Below are records; extract exactly the lines from the one with "What does this" through the final line, including both, but drop the pictures.

> Information provided

※ ※ ※

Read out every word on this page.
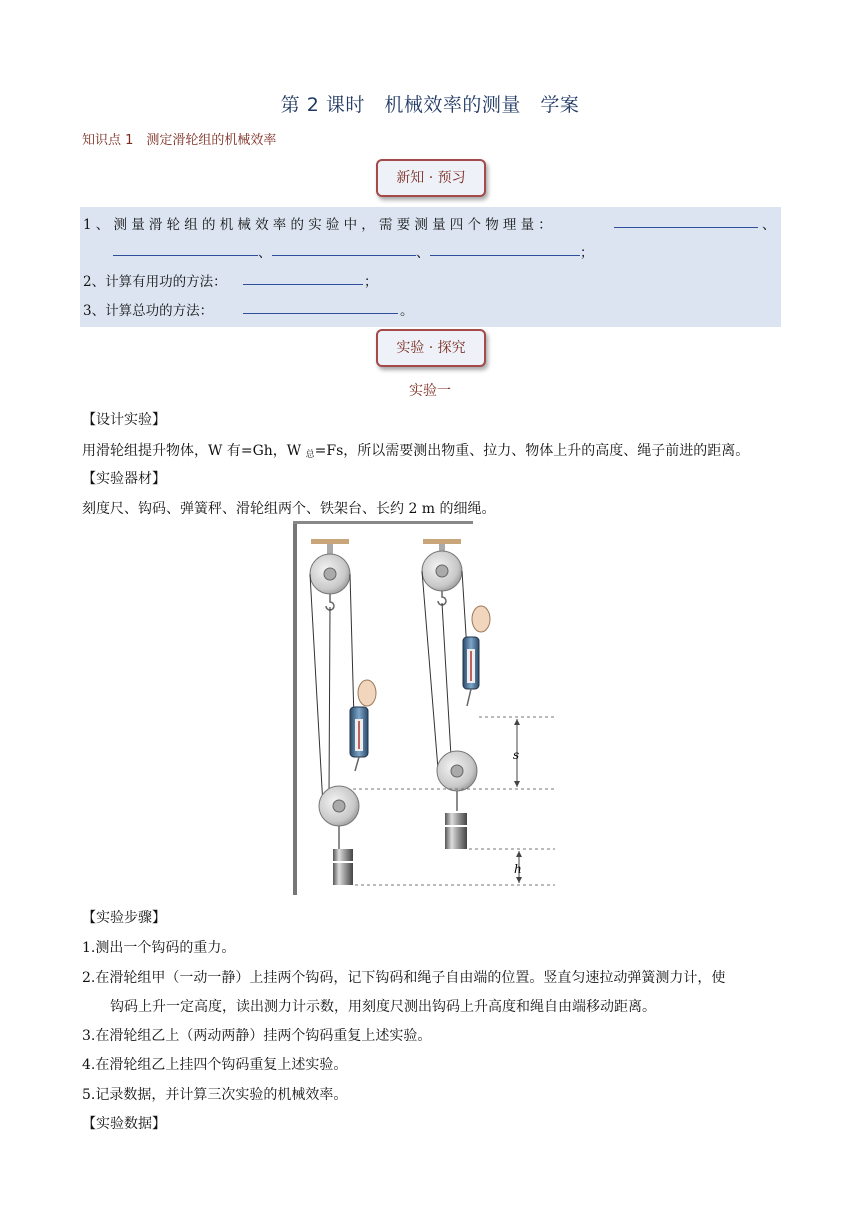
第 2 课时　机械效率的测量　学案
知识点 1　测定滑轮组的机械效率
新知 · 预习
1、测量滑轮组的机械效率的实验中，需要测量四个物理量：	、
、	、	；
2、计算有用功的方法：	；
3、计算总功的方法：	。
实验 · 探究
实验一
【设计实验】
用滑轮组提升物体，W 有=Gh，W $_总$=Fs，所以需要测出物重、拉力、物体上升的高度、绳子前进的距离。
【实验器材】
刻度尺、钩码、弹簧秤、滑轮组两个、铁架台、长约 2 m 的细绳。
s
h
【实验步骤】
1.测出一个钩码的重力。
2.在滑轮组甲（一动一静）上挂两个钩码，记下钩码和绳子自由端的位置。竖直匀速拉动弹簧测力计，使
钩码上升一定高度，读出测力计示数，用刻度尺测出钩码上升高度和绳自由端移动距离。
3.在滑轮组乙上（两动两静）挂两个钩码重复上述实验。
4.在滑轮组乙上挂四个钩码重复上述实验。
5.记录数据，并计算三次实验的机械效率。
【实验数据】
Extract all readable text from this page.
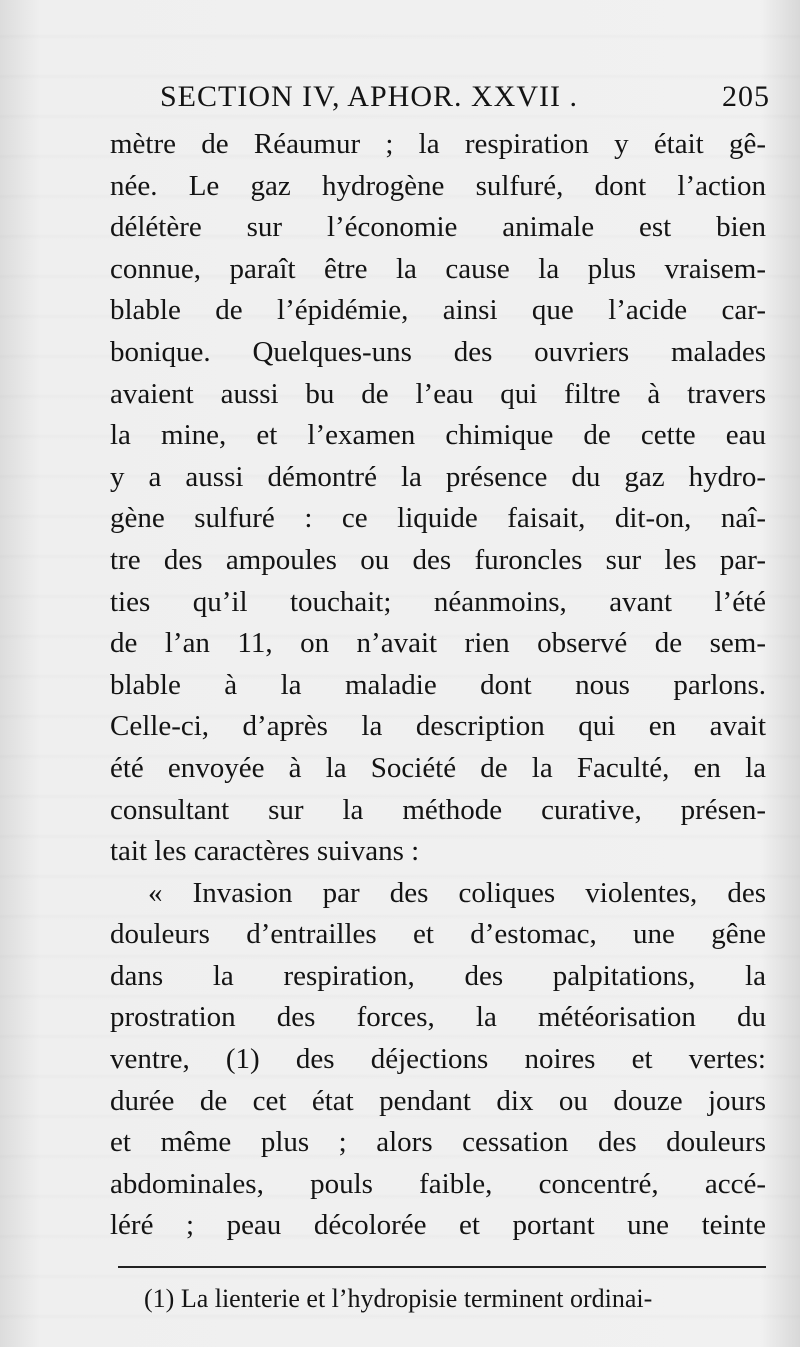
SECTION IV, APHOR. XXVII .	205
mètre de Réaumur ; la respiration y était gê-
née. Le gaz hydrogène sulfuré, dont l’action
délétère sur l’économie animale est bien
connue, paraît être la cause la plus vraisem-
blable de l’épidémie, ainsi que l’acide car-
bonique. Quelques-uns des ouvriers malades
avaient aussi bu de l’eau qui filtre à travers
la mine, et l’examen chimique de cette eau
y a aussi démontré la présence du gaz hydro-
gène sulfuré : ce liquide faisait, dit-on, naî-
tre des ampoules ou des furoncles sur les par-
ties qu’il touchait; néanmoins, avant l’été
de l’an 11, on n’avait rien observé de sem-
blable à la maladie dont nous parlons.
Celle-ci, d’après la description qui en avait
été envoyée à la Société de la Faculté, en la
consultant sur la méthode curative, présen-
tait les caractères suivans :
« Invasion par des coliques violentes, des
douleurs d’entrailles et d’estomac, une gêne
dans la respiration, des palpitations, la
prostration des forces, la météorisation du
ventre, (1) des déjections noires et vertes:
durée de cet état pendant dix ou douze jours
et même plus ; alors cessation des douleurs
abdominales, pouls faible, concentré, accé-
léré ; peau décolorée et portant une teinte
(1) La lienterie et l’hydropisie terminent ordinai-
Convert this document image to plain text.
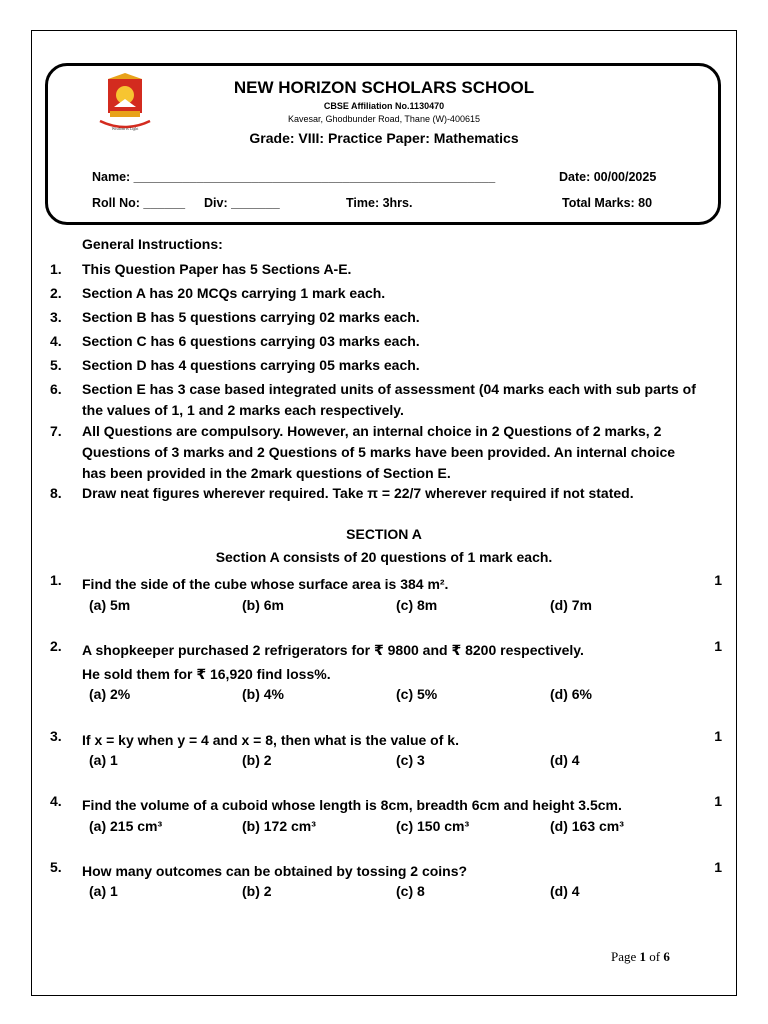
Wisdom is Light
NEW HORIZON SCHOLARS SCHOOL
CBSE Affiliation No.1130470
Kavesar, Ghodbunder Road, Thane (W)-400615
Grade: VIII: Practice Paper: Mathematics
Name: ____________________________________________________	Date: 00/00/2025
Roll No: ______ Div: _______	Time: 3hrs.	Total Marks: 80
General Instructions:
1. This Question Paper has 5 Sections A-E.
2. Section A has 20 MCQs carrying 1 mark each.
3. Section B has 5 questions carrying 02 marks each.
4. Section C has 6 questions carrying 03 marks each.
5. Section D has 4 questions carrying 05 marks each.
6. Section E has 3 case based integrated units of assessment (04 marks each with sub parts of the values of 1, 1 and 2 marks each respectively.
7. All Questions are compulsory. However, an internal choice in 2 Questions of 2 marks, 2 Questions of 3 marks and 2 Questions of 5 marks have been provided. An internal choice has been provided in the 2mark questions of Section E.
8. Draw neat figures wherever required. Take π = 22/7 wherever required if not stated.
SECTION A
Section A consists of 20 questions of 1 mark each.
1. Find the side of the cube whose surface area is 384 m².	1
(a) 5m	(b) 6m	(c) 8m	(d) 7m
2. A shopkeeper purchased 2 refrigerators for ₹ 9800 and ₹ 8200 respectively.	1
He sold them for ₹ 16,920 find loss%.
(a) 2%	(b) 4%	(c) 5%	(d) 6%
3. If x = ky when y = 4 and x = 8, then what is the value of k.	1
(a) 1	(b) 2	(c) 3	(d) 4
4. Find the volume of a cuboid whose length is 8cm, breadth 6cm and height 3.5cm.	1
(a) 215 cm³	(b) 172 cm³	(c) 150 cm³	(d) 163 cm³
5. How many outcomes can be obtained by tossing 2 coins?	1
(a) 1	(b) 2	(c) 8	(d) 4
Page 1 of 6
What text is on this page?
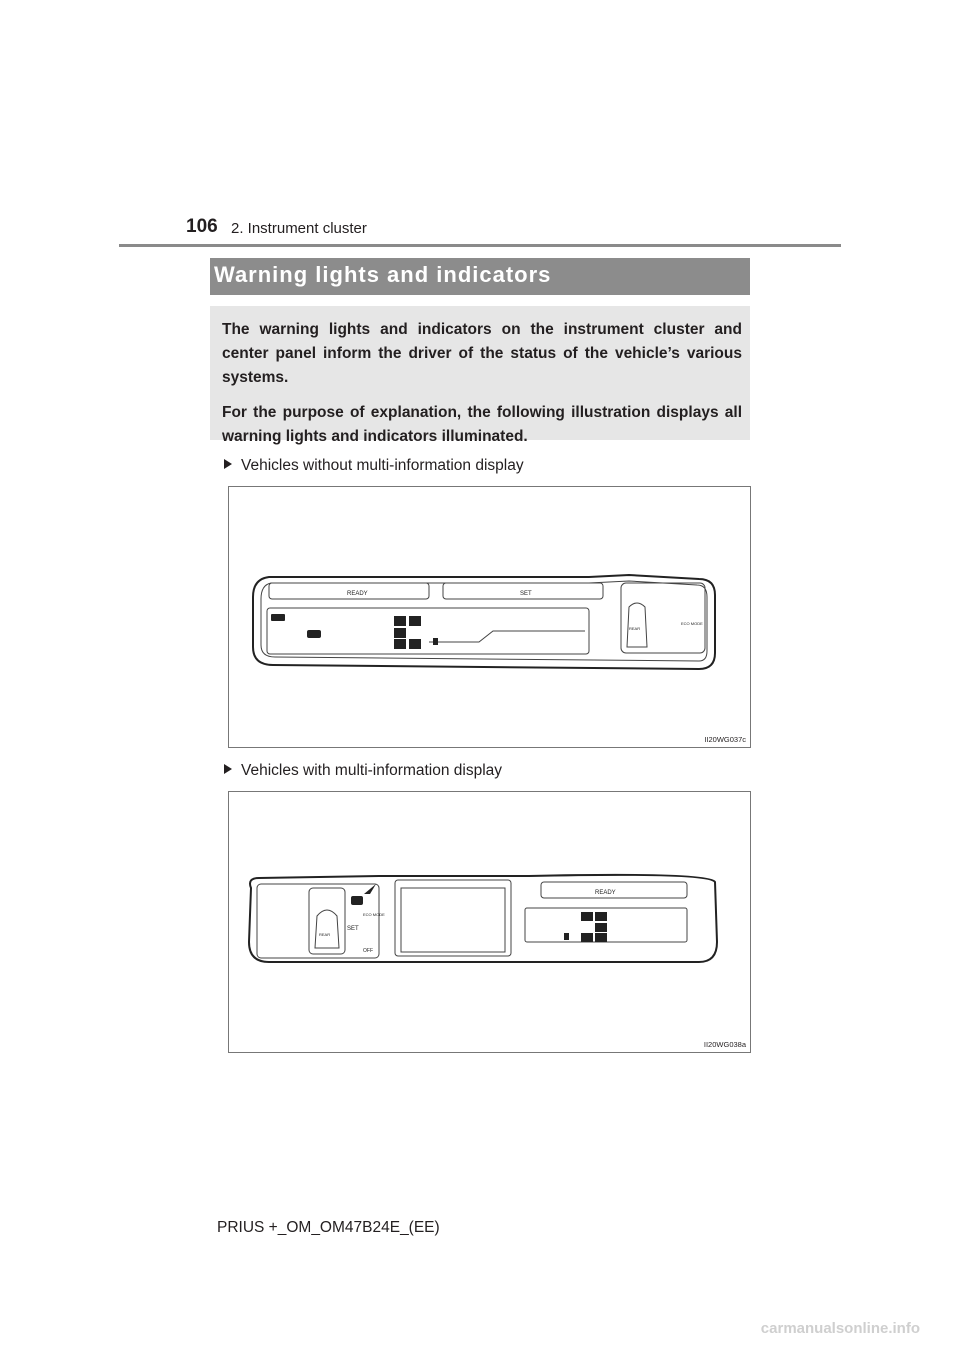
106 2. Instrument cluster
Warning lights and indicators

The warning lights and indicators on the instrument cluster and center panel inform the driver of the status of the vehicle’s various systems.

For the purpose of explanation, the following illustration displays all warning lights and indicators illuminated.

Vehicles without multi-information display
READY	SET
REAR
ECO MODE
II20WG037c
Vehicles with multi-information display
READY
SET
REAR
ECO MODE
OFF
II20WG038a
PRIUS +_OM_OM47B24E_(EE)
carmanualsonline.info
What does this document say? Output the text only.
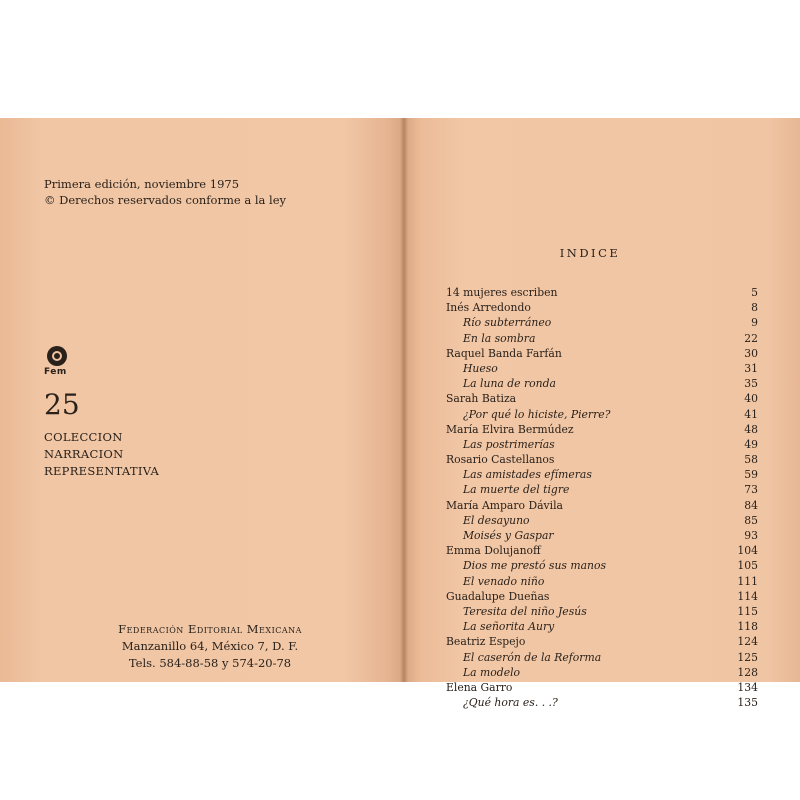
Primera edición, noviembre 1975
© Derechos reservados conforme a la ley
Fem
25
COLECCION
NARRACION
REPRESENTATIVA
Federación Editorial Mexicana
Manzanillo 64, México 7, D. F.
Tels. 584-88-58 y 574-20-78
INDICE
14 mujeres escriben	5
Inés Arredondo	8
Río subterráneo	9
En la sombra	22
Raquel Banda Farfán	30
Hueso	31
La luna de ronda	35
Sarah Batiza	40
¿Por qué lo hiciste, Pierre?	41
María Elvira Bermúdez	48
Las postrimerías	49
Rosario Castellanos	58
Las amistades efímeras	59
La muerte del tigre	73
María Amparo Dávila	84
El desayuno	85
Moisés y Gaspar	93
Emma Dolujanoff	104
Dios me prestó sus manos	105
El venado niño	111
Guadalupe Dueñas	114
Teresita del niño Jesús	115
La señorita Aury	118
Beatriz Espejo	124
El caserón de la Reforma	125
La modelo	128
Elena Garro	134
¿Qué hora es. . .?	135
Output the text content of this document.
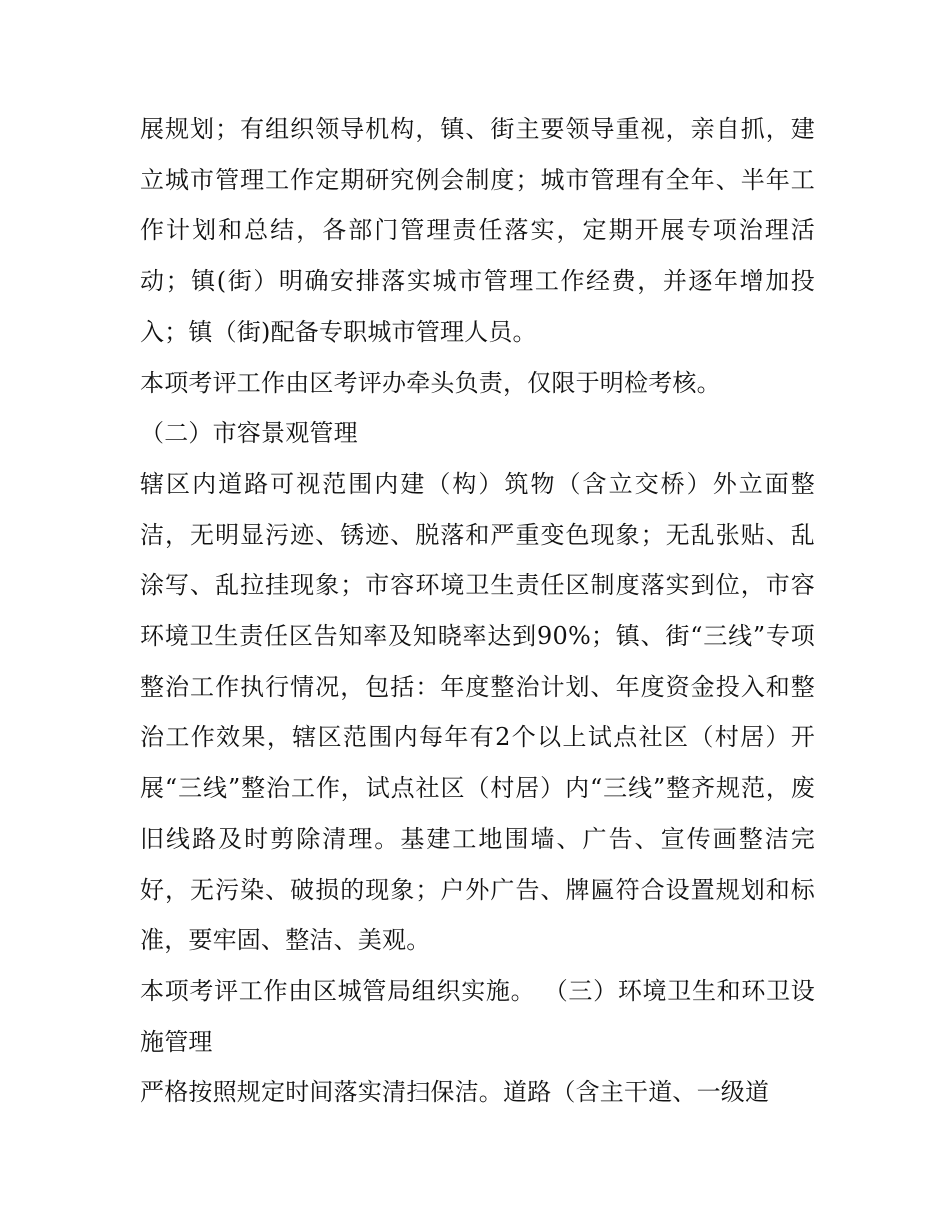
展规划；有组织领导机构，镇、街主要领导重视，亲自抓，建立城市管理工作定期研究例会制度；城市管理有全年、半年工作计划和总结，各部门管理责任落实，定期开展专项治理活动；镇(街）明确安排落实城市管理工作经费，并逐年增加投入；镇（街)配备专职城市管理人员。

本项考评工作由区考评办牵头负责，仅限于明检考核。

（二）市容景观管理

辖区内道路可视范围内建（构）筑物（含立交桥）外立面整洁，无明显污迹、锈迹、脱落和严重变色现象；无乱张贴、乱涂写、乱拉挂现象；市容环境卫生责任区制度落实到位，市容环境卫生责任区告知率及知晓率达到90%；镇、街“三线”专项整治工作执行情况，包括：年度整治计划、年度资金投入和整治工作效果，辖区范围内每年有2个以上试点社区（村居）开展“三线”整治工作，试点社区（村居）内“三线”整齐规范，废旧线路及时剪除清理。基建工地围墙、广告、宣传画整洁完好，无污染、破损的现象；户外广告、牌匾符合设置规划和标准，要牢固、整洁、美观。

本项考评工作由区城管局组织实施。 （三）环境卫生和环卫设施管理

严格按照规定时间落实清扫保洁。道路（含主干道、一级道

※ ※ ※

> Problem solution
What does this document say? Output the text only.
Primera edición, noviembre 1975
© Derechos reservados conforme a la ley
Fem
25
COLECCION
NARRACION
REPRESENTATIVA
Federación Editorial Mexicana
Manzanillo 64, México 7, D. F.
Tels. 584-88-58 y 574-20-78
INDICE
14 mujeres escriben	5
Inés Arredondo	8
Río subterráneo	9
En la sombra	22
Raquel Banda Farfán	30
Hueso	31
La luna de ronda	35
Sarah Batiza	40
¿Por qué lo hiciste, Pierre?	41
María Elvira Bermúdez	48
Las postrimerías	49
Rosario Castellanos	58
Las amistades efímeras	59
La muerte del tigre	73
María Amparo Dávila	84
El desayuno	85
Moisés y Gaspar	93
Emma Dolujanoff	104
Dios me prestó sus manos	105
El venado niño	111
Guadalupe Dueñas	114
Teresita del niño Jesús	115
La señorita Aury	118
Beatriz Espejo	124
El caserón de la Reforma	125
La modelo	128
Elena Garro	134
¿Qué hora es. . .?	135
Output the text content of this document.
展规划；有组织领导机构，镇、街主要领导重视，亲自抓，建立城市管理工作定期研究例会制度；城市管理有全年、半年工作计划和总结，各部门管理责任落实，定期开展专项治理活动；镇(街）明确安排落实城市管理工作经费，并逐年增加投入；镇（街)配备专职城市管理人员。

本项考评工作由区考评办牵头负责，仅限于明检考核。

（二）市容景观管理

辖区内道路可视范围内建（构）筑物（含立交桥）外立面整洁，无明显污迹、锈迹、脱落和严重变色现象；无乱张贴、乱涂写、乱拉挂现象；市容环境卫生责任区制度落实到位，市容环境卫生责任区告知率及知晓率达到90%；镇、街“三线”专项整治工作执行情况，包括：年度整治计划、年度资金投入和整治工作效果，辖区范围内每年有2个以上试点社区（村居）开展“三线”整治工作，试点社区（村居）内“三线”整齐规范，废旧线路及时剪除清理。基建工地围墙、广告、宣传画整洁完好，无污染、破损的现象；户外广告、牌匾符合设置规划和标准，要牢固、整洁、美观。

本项考评工作由区城管局组织实施。 （三）环境卫生和环卫设施管理

严格按照规定时间落实清扫保洁。道路（含主干道、一级道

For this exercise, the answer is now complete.